• _RECORDS TO PROCESS_

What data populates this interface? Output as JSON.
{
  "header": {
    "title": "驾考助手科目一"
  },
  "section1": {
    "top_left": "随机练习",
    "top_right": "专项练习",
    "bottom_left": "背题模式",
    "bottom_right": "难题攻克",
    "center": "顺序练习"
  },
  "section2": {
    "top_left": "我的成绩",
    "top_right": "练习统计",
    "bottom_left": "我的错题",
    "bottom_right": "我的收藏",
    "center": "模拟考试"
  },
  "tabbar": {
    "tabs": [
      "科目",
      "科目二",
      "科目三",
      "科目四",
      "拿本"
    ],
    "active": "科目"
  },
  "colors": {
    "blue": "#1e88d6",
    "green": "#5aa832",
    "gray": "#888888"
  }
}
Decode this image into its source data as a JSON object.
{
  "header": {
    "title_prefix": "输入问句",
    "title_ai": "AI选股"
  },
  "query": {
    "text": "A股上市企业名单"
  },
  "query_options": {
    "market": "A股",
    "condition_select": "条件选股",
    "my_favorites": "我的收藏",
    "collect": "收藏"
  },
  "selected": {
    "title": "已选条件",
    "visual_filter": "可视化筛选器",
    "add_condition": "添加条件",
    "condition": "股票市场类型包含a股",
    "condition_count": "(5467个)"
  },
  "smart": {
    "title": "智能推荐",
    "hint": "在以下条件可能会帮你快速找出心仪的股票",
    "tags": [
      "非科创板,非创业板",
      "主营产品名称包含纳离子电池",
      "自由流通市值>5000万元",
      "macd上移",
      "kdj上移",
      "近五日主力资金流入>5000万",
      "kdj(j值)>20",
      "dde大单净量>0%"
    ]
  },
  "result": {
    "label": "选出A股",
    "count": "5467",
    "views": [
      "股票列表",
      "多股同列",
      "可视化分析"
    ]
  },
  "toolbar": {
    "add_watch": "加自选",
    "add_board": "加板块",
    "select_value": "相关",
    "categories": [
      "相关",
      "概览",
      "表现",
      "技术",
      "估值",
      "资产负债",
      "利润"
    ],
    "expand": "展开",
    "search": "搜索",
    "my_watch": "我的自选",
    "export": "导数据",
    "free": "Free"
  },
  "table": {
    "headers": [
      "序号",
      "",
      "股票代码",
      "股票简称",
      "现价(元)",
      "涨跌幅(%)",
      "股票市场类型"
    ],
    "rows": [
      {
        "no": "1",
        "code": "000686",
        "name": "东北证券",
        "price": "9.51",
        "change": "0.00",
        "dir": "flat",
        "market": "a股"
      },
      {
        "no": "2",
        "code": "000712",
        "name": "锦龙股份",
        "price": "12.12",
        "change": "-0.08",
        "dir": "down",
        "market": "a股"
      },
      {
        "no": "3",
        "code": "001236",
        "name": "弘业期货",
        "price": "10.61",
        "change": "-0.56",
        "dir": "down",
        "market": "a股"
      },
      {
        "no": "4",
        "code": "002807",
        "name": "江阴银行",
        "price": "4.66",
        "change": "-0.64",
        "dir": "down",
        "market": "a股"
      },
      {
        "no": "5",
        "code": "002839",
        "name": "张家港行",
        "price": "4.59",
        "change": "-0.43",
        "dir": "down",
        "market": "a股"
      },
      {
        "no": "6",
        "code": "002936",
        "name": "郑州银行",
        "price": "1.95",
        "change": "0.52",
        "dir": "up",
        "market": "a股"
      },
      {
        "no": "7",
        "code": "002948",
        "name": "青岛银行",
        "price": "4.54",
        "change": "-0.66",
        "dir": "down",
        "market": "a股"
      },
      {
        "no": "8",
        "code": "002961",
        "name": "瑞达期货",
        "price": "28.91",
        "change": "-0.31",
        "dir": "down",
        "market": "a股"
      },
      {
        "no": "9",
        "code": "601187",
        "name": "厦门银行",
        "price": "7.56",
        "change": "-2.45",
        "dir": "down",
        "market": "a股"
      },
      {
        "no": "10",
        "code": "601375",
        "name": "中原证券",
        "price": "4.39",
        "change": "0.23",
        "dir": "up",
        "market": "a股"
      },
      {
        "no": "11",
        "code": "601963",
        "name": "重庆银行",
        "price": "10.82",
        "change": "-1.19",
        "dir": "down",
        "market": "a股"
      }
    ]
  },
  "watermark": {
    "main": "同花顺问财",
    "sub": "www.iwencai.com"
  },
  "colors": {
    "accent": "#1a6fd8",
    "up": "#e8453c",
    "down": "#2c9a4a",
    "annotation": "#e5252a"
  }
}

• _PROBLEM DETAILS_
Output the listing above exactly as it appears.

• _FULL RESPONSE_
What data populates this interface? Output as JSON.
{
  "header": {
    "title": "驾考助手科目一"
  },
  "section1": {
    "top_left": "随机练习",
    "top_right": "专项练习",
    "bottom_left": "背题模式",
    "bottom_right": "难题攻克",
    "center": "顺序练习"
  },
  "section2": {
    "top_left": "我的成绩",
    "top_right": "练习统计",
    "bottom_left": "我的错题",
    "bottom_right": "我的收藏",
    "center": "模拟考试"
  },
  "tabbar": {
    "tabs": [
      "科目",
      "科目二",
      "科目三",
      "科目四",
      "拿本"
    ],
    "active": "科目"
  },
  "colors": {
    "blue": "#1e88d6",
    "green": "#5aa832",
    "gray": "#888888"
  }
}
Decode this image into its source data as a JSON object.
{
  "header": {
    "title_prefix": "输入问句",
    "title_ai": "AI选股"
  },
  "query": {
    "text": "A股上市企业名单"
  },
  "query_options": {
    "market": "A股",
    "condition_select": "条件选股",
    "my_favorites": "我的收藏",
    "collect": "收藏"
  },
  "selected": {
    "title": "已选条件",
    "visual_filter": "可视化筛选器",
    "add_condition": "添加条件",
    "condition": "股票市场类型包含a股",
    "condition_count": "(5467个)"
  },
  "smart": {
    "title": "智能推荐",
    "hint": "在以下条件可能会帮你快速找出心仪的股票",
    "tags": [
      "非科创板,非创业板",
      "主营产品名称包含纳离子电池",
      "自由流通市值>5000万元",
      "macd上移",
      "kdj上移",
      "近五日主力资金流入>5000万",
      "kdj(j值)>20",
      "dde大单净量>0%"
    ]
  },
  "result": {
    "label": "选出A股",
    "count": "5467",
    "views": [
      "股票列表",
      "多股同列",
      "可视化分析"
    ]
  },
  "toolbar": {
    "add_watch": "加自选",
    "add_board": "加板块",
    "select_value": "相关",
    "categories": [
      "相关",
      "概览",
      "表现",
      "技术",
      "估值",
      "资产负债",
      "利润"
    ],
    "expand": "展开",
    "search": "搜索",
    "my_watch": "我的自选",
    "export": "导数据",
    "free": "Free"
  },
  "table": {
    "headers": [
      "序号",
      "",
      "股票代码",
      "股票简称",
      "现价(元)",
      "涨跌幅(%)",
      "股票市场类型"
    ],
    "rows": [
      {
        "no": "1",
        "code": "000686",
        "name": "东北证券",
        "price": "9.51",
        "change": "0.00",
        "dir": "flat",
        "market": "a股"
      },
      {
        "no": "2",
        "code": "000712",
        "name": "锦龙股份",
        "price": "12.12",
        "change": "-0.08",
        "dir": "down",
        "market": "a股"
      },
      {
        "no": "3",
        "code": "001236",
        "name": "弘业期货",
        "price": "10.61",
        "change": "-0.56",
        "dir": "down",
        "market": "a股"
      },
      {
        "no": "4",
        "code": "002807",
        "name": "江阴银行",
        "price": "4.66",
        "change": "-0.64",
        "dir": "down",
        "market": "a股"
      },
      {
        "no": "5",
        "code": "002839",
        "name": "张家港行",
        "price": "4.59",
        "change": "-0.43",
        "dir": "down",
        "market": "a股"
      },
      {
        "no": "6",
        "code": "002936",
        "name": "郑州银行",
        "price": "1.95",
        "change": "0.52",
        "dir": "up",
        "market": "a股"
      },
      {
        "no": "7",
        "code": "002948",
        "name": "青岛银行",
        "price": "4.54",
        "change": "-0.66",
        "dir": "down",
        "market": "a股"
      },
      {
        "no": "8",
        "code": "002961",
        "name": "瑞达期货",
        "price": "28.91",
        "change": "-0.31",
        "dir": "down",
        "market": "a股"
      },
      {
        "no": "9",
        "code": "601187",
        "name": "厦门银行",
        "price": "7.56",
        "change": "-2.45",
        "dir": "down",
        "market": "a股"
      },
      {
        "no": "10",
        "code": "601375",
        "name": "中原证券",
        "price": "4.39",
        "change": "0.23",
        "dir": "up",
        "market": "a股"
      },
      {
        "no": "11",
        "code": "601963",
        "name": "重庆银行",
        "price": "10.82",
        "change": "-1.19",
        "dir": "down",
        "market": "a股"
      }
    ]
  },
  "watermark": {
    "main": "同花顺问财",
    "sub": "www.iwencai.com"
  },
  "colors": {
    "accent": "#1a6fd8",
    "up": "#e8453c",
    "down": "#2c9a4a",
    "annotation": "#e5252a"
  }
}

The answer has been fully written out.